- [STATED GOAL]:
Reproduce verbatim the lines of data from the start through the line containing "chat-icon[interactable] <box>1074 1858", inclusive.

- [INPUT RECORDS]:
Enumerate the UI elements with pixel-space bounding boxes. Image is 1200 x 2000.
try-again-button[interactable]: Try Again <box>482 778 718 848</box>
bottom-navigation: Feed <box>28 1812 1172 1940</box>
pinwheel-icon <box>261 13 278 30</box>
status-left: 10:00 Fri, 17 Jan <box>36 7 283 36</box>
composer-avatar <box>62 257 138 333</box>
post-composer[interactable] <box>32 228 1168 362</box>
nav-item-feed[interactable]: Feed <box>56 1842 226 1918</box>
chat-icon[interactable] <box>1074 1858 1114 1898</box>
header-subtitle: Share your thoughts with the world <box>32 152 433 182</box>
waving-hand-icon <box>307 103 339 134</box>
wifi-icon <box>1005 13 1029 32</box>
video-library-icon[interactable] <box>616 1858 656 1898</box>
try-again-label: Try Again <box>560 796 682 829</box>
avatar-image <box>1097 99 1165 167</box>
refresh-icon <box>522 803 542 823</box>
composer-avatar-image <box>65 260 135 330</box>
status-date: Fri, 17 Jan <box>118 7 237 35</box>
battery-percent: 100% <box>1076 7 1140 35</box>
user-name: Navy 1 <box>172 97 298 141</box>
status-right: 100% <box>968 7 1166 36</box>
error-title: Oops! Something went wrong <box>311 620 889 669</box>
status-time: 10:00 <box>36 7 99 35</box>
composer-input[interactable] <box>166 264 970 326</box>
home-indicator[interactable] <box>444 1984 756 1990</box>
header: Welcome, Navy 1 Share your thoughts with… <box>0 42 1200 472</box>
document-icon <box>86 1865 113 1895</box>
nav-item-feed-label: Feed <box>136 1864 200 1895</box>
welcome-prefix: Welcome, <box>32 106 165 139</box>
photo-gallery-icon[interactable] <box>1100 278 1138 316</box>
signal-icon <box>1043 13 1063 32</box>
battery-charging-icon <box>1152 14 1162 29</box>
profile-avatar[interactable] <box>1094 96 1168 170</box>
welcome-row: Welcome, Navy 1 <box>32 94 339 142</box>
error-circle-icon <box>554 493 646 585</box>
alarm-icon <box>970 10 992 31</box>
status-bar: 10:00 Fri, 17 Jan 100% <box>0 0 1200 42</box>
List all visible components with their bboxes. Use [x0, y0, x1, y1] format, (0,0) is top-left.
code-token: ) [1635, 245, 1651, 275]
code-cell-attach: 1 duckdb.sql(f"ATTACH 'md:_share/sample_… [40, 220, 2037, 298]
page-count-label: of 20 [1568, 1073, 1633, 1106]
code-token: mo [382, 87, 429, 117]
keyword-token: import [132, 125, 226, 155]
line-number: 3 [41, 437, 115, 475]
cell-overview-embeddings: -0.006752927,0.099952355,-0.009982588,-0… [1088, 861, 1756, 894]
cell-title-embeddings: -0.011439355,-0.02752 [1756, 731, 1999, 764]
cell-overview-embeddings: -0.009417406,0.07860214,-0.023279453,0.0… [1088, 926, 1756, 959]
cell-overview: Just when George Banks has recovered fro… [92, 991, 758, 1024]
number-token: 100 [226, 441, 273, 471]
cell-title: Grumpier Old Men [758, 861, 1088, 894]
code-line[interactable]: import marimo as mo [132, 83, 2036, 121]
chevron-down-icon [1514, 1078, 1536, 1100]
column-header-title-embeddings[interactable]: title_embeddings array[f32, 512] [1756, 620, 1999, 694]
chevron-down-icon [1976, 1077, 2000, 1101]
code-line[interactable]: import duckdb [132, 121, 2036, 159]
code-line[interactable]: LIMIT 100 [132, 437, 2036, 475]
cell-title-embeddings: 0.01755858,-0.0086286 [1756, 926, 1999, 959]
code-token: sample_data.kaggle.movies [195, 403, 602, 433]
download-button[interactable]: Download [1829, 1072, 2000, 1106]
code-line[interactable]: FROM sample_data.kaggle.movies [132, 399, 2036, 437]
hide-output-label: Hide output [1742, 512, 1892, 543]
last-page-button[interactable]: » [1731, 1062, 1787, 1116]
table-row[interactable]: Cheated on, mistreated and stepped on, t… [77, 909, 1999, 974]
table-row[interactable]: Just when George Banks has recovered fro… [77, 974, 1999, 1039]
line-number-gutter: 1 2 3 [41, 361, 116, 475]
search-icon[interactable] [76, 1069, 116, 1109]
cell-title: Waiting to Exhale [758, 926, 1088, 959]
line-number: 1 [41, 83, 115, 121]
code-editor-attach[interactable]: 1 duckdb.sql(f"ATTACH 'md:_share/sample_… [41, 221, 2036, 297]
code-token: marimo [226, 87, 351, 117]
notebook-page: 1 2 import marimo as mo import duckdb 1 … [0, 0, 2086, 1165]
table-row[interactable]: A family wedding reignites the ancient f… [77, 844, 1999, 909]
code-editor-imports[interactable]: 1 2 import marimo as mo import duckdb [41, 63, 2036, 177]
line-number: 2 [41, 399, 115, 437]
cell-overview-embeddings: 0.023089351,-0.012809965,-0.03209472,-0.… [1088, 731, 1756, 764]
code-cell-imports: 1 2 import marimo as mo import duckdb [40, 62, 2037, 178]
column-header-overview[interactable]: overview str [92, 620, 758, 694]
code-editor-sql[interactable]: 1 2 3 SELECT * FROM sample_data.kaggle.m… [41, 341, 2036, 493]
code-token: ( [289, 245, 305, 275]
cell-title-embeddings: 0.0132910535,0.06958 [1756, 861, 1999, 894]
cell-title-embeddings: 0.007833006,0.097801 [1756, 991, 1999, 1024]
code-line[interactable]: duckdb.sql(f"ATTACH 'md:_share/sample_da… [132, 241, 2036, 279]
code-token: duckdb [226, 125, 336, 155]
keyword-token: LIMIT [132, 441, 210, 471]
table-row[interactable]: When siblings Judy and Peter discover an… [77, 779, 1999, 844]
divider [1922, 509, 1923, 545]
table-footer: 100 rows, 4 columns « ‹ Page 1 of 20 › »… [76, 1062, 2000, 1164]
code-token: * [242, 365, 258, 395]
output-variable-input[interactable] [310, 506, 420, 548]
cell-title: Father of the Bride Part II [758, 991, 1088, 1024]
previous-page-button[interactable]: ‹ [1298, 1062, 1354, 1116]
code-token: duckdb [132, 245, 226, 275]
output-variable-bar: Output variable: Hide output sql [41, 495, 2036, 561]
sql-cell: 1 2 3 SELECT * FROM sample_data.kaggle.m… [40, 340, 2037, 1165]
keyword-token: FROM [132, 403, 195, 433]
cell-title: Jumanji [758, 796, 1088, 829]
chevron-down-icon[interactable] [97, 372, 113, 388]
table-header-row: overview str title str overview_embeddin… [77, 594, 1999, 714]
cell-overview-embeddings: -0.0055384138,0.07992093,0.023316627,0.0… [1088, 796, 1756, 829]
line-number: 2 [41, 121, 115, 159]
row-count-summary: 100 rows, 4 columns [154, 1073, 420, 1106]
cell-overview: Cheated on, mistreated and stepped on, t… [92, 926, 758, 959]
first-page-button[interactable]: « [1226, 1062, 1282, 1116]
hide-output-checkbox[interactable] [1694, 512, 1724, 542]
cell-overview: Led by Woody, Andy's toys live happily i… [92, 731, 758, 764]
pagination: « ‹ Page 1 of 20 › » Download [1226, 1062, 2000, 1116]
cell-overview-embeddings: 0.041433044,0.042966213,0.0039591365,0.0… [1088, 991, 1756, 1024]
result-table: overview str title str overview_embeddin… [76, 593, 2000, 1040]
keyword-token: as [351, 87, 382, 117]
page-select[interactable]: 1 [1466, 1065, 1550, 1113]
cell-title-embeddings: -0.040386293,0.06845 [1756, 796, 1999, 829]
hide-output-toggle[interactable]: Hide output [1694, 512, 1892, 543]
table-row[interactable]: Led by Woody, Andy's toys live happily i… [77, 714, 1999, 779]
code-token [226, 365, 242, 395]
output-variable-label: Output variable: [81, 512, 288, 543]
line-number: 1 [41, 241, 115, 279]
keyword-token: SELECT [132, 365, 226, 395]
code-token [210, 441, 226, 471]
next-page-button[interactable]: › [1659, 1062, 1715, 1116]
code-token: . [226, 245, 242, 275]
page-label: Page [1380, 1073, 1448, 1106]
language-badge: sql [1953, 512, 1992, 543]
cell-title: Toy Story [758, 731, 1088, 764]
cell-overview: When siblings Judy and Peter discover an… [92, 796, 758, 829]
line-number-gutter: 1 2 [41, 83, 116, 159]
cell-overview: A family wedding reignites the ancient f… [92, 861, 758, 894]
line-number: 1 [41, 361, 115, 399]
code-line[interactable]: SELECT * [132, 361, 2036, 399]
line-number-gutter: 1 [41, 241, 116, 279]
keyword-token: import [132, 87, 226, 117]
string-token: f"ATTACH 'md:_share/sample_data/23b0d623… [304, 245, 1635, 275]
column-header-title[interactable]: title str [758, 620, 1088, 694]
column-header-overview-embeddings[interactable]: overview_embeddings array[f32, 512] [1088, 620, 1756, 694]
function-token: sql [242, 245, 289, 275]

- [ANSWER FOR THE TASK]:
Enumerate the UI elements with pixel-space bounding boxes. Image is 1200 x 2000.
try-again-button[interactable]: Try Again <box>482 778 718 848</box>
bottom-navigation: Feed <box>28 1812 1172 1940</box>
pinwheel-icon <box>261 13 278 30</box>
status-left: 10:00 Fri, 17 Jan <box>36 7 283 36</box>
composer-avatar <box>62 257 138 333</box>
post-composer[interactable] <box>32 228 1168 362</box>
nav-item-feed[interactable]: Feed <box>56 1842 226 1918</box>
chat-icon[interactable] <box>1074 1858 1114 1898</box>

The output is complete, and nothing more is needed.